- Task details
What follows is a listing. Return every line of it exactly.

Collected data:
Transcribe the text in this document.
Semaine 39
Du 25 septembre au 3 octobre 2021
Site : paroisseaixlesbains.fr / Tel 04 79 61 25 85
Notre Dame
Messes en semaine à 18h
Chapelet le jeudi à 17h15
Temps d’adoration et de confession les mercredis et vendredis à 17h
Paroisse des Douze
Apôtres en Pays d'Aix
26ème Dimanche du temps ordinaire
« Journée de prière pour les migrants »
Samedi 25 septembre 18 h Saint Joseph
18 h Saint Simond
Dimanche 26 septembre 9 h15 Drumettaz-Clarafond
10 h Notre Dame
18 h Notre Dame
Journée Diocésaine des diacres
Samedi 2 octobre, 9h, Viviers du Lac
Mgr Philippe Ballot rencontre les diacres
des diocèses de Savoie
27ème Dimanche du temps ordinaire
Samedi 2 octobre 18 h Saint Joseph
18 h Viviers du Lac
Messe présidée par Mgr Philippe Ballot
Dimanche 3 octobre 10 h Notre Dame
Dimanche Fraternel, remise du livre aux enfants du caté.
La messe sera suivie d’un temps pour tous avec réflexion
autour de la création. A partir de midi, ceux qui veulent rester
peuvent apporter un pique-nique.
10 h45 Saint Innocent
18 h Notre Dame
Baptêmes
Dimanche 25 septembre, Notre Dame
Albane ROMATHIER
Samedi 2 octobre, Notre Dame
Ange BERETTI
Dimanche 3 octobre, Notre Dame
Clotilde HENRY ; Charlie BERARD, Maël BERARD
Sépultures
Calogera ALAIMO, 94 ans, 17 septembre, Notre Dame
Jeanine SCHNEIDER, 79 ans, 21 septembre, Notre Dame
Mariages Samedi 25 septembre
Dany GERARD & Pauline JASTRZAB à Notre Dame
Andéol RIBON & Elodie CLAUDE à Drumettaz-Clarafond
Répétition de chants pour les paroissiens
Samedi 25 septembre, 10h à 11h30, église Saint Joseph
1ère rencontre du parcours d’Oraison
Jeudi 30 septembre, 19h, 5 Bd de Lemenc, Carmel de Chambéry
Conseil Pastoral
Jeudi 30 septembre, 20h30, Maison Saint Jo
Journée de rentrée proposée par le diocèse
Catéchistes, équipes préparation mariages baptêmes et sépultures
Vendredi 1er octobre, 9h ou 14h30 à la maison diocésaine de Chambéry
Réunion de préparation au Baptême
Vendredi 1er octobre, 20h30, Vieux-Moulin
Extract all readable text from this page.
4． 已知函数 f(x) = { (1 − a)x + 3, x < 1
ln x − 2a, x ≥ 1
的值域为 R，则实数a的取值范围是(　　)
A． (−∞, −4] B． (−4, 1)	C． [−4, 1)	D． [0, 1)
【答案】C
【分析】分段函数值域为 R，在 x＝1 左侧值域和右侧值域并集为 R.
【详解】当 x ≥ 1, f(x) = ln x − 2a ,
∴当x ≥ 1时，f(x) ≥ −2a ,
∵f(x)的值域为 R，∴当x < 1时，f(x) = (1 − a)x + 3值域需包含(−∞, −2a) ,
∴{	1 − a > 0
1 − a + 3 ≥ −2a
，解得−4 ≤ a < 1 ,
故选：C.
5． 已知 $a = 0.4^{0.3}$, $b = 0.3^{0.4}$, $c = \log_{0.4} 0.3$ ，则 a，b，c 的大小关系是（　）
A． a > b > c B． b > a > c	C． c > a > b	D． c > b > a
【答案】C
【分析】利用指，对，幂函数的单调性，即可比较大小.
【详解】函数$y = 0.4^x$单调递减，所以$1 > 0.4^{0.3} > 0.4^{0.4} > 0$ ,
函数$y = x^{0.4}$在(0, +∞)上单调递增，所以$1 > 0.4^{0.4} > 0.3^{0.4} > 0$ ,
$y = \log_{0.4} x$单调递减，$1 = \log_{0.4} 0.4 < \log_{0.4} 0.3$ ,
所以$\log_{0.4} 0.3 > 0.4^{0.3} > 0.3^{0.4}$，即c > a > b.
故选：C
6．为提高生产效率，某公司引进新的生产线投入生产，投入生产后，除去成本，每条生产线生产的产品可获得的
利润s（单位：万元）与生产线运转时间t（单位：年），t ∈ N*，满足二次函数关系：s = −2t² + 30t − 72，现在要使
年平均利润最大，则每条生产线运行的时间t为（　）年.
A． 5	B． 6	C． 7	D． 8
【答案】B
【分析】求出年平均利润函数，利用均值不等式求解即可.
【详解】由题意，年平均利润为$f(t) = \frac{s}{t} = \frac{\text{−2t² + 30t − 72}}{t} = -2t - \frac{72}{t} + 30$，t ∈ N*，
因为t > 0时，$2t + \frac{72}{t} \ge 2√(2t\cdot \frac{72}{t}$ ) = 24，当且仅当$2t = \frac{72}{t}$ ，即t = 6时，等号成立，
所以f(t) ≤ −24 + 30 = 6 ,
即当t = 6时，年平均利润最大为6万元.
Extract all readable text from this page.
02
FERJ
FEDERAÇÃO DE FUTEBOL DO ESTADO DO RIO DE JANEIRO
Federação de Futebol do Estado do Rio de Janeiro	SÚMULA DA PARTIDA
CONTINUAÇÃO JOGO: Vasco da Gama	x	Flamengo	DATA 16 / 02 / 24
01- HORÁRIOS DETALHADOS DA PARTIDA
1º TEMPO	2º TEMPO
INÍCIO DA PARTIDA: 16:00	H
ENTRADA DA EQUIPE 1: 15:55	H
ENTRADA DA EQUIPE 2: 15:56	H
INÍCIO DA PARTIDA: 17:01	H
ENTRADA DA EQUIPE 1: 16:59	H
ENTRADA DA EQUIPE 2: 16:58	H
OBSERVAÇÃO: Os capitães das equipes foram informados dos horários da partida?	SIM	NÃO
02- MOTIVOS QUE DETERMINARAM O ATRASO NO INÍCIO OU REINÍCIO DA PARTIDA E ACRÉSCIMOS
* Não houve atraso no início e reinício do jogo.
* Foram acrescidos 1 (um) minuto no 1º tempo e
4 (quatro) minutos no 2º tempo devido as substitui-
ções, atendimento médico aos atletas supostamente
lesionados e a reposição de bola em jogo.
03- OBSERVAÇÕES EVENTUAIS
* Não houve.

- Solution to this exercise
Transcribe the text in this document.
Semaine 39
Du 25 septembre au 3 octobre 2021
Site : paroisseaixlesbains.fr / Tel 04 79 61 25 85
Notre Dame
Messes en semaine à 18h
Chapelet le jeudi à 17h15
Temps d’adoration et de confession les mercredis et vendredis à 17h
Paroisse des Douze
Apôtres en Pays d'Aix
26ème Dimanche du temps ordinaire
« Journée de prière pour les migrants »
Samedi 25 septembre 18 h Saint Joseph
18 h Saint Simond
Dimanche 26 septembre 9 h15 Drumettaz-Clarafond
10 h Notre Dame
18 h Notre Dame
Journée Diocésaine des diacres
Samedi 2 octobre, 9h, Viviers du Lac
Mgr Philippe Ballot rencontre les diacres
des diocèses de Savoie
27ème Dimanche du temps ordinaire
Samedi 2 octobre 18 h Saint Joseph
18 h Viviers du Lac
Messe présidée par Mgr Philippe Ballot
Dimanche 3 octobre 10 h Notre Dame
Dimanche Fraternel, remise du livre aux enfants du caté.
La messe sera suivie d’un temps pour tous avec réflexion
autour de la création. A partir de midi, ceux qui veulent rester
peuvent apporter un pique-nique.
10 h45 Saint Innocent
18 h Notre Dame
Baptêmes
Dimanche 25 septembre, Notre Dame
Albane ROMATHIER
Samedi 2 octobre, Notre Dame
Ange BERETTI
Dimanche 3 octobre, Notre Dame
Clotilde HENRY ; Charlie BERARD, Maël BERARD
Sépultures
Calogera ALAIMO, 94 ans, 17 septembre, Notre Dame
Jeanine SCHNEIDER, 79 ans, 21 septembre, Notre Dame
Mariages Samedi 25 septembre
Dany GERARD & Pauline JASTRZAB à Notre Dame
Andéol RIBON & Elodie CLAUDE à Drumettaz-Clarafond
Répétition de chants pour les paroissiens
Samedi 25 septembre, 10h à 11h30, église Saint Joseph
1ère rencontre du parcours d’Oraison
Jeudi 30 septembre, 19h, 5 Bd de Lemenc, Carmel de Chambéry
Conseil Pastoral
Jeudi 30 septembre, 20h30, Maison Saint Jo
Journée de rentrée proposée par le diocèse
Catéchistes, équipes préparation mariages baptêmes et sépultures
Vendredi 1er octobre, 9h ou 14h30 à la maison diocésaine de Chambéry
Réunion de préparation au Baptême
Vendredi 1er octobre, 20h30, Vieux-Moulin
Extract all readable text from this page.
4． 已知函数 f(x) = { (1 − a)x + 3, x < 1
ln x − 2a, x ≥ 1
的值域为 R，则实数a的取值范围是(　　)
A． (−∞, −4] B． (−4, 1)	C． [−4, 1)	D． [0, 1)
【答案】C
【分析】分段函数值域为 R，在 x＝1 左侧值域和右侧值域并集为 R.
【详解】当 x ≥ 1, f(x) = ln x − 2a ,
∴当x ≥ 1时，f(x) ≥ −2a ,
∵f(x)的值域为 R，∴当x < 1时，f(x) = (1 − a)x + 3值域需包含(−∞, −2a) ,
∴{	1 − a > 0
1 − a + 3 ≥ −2a
，解得−4 ≤ a < 1 ,
故选：C.
5． 已知 $a = 0.4^{0.3}$, $b = 0.3^{0.4}$, $c = \log_{0.4} 0.3$ ，则 a，b，c 的大小关系是（　）
A． a > b > c B． b > a > c	C． c > a > b	D． c > b > a
【答案】C
【分析】利用指，对，幂函数的单调性，即可比较大小.
【详解】函数$y = 0.4^x$单调递减，所以$1 > 0.4^{0.3} > 0.4^{0.4} > 0$ ,
函数$y = x^{0.4}$在(0, +∞)上单调递增，所以$1 > 0.4^{0.4} > 0.3^{0.4} > 0$ ,
$y = \log_{0.4} x$单调递减，$1 = \log_{0.4} 0.4 < \log_{0.4} 0.3$ ,
所以$\log_{0.4} 0.3 > 0.4^{0.3} > 0.3^{0.4}$，即c > a > b.
故选：C
6．为提高生产效率，某公司引进新的生产线投入生产，投入生产后，除去成本，每条生产线生产的产品可获得的
利润s（单位：万元）与生产线运转时间t（单位：年），t ∈ N*，满足二次函数关系：s = −2t² + 30t − 72，现在要使
年平均利润最大，则每条生产线运行的时间t为（　）年.
A． 5	B． 6	C． 7	D． 8
【答案】B
【分析】求出年平均利润函数，利用均值不等式求解即可.
【详解】由题意，年平均利润为$f(t) = \frac{s}{t} = \frac{\text{−2t² + 30t − 72}}{t} = -2t - \frac{72}{t} + 30$，t ∈ N*，
因为t > 0时，$2t + \frac{72}{t} \ge 2√(2t\cdot \frac{72}{t}$ ) = 24，当且仅当$2t = \frac{72}{t}$ ，即t = 6时，等号成立，
所以f(t) ≤ −24 + 30 = 6 ,
即当t = 6时，年平均利润最大为6万元.
Extract all readable text from this page.
02
FERJ
FEDERAÇÃO DE FUTEBOL DO ESTADO DO RIO DE JANEIRO
Federação de Futebol do Estado do Rio de Janeiro	SÚMULA DA PARTIDA
CONTINUAÇÃO JOGO: Vasco da Gama	x	Flamengo	DATA 16 / 02 / 24
01- HORÁRIOS DETALHADOS DA PARTIDA
1º TEMPO	2º TEMPO
INÍCIO DA PARTIDA: 16:00	H
ENTRADA DA EQUIPE 1: 15:55	H
ENTRADA DA EQUIPE 2: 15:56	H
INÍCIO DA PARTIDA: 17:01	H
ENTRADA DA EQUIPE 1: 16:59	H
ENTRADA DA EQUIPE 2: 16:58	H
OBSERVAÇÃO: Os capitães das equipes foram informados dos horários da partida?	SIM	NÃO
02- MOTIVOS QUE DETERMINARAM O ATRASO NO INÍCIO OU REINÍCIO DA PARTIDA E ACRÉSCIMOS
* Não houve atraso no início e reinício do jogo.
* Foram acrescidos 1 (um) minuto no 1º tempo e
4 (quatro) minutos no 2º tempo devido as substitui-
ções, atendimento médico aos atletas supostamente
lesionados e a reposição de bola em jogo.
03- OBSERVAÇÕES EVENTUAIS
* Não houve.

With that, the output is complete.